====== Data supplied ======
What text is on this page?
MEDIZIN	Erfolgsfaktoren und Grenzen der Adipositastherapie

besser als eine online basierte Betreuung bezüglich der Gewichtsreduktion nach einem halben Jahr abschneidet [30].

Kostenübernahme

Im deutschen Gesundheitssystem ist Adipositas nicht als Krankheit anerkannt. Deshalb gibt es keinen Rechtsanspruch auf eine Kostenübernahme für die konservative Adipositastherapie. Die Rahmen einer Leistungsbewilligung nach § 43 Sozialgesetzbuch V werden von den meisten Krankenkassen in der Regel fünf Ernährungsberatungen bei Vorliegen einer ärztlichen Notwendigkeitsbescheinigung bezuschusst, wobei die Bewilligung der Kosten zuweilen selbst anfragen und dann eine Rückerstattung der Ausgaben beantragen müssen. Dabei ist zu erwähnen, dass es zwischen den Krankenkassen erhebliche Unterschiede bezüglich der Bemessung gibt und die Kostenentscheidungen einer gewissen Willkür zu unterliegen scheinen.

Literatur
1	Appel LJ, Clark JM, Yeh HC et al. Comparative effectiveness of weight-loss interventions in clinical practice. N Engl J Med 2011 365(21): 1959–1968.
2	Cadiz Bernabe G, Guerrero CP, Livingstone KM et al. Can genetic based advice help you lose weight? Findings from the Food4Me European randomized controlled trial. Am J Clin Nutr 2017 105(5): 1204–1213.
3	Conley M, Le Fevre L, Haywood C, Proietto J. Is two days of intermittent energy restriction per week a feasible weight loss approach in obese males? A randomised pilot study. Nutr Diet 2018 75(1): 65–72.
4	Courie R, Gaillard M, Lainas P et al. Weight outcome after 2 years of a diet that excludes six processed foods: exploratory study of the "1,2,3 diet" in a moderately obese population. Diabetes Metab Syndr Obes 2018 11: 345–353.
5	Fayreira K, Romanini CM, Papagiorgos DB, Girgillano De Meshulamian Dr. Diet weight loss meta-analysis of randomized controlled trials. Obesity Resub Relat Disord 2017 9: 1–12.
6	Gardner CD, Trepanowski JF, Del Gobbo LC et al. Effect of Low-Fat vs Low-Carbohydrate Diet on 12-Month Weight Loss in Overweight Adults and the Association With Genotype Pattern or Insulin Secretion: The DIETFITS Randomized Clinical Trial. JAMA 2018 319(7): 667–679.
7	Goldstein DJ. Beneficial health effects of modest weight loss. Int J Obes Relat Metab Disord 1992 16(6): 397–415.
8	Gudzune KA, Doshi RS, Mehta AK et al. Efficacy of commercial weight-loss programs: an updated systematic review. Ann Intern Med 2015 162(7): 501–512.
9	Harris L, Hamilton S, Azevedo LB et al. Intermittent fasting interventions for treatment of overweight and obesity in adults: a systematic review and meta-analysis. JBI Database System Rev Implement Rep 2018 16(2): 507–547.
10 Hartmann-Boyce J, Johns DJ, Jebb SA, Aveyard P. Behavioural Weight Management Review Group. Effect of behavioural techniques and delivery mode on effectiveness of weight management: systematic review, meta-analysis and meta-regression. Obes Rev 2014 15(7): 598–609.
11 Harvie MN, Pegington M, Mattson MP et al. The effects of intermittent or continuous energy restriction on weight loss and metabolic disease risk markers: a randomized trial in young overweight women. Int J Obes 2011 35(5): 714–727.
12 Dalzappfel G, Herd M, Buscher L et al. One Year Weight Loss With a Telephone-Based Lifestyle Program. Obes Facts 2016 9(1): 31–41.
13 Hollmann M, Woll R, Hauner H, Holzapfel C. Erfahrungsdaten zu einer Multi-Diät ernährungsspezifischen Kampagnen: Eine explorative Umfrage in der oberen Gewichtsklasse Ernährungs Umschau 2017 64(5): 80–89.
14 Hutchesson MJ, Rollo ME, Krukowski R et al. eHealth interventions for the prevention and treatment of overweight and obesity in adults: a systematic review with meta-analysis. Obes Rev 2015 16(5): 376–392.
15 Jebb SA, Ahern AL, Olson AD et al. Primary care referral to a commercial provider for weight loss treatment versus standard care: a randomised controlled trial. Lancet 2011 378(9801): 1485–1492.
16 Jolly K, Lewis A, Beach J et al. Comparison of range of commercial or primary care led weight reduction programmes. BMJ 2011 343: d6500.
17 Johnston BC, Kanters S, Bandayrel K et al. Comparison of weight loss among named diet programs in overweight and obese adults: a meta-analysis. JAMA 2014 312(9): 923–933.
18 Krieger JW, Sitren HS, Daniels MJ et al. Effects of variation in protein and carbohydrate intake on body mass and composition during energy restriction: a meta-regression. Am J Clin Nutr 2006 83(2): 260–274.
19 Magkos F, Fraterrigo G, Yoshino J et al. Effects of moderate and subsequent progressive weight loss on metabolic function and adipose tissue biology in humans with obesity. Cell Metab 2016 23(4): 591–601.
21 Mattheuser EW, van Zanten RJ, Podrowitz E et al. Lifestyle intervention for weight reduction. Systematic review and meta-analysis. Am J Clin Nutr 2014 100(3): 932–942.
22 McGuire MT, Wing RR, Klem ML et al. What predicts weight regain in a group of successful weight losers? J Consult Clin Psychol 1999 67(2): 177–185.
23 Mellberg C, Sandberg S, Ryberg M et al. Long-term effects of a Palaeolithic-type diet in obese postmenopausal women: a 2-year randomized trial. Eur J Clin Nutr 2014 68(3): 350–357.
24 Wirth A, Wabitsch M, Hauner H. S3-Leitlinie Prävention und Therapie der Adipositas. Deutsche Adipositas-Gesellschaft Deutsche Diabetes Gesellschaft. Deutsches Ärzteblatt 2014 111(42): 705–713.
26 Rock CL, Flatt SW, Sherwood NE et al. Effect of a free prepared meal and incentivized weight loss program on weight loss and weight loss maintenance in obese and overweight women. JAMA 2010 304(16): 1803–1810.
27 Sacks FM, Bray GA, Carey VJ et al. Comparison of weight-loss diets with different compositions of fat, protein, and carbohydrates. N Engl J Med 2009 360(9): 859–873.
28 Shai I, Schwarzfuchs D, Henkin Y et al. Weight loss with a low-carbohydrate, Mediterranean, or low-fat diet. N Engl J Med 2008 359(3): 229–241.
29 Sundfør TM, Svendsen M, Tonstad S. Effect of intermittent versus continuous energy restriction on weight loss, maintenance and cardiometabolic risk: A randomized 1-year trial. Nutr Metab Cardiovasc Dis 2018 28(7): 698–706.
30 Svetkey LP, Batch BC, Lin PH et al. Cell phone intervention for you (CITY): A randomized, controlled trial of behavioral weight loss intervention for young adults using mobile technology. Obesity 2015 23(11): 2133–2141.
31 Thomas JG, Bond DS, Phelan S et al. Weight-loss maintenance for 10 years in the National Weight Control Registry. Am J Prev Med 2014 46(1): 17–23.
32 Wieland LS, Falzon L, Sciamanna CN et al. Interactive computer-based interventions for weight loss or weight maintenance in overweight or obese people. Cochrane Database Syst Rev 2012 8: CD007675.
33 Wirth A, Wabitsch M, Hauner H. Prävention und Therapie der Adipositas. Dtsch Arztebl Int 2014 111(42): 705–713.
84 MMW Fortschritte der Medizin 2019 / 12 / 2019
======
Try it
Write out every line of the entries that holds the word "What".

Answer to the problem
What text is on this page?
22 McGuire MT, Wing RR, Klem ML et al. What predicts weight regain in a group of successful weight losers? J Consult Clin Psychol 1999 67(2): 177–185.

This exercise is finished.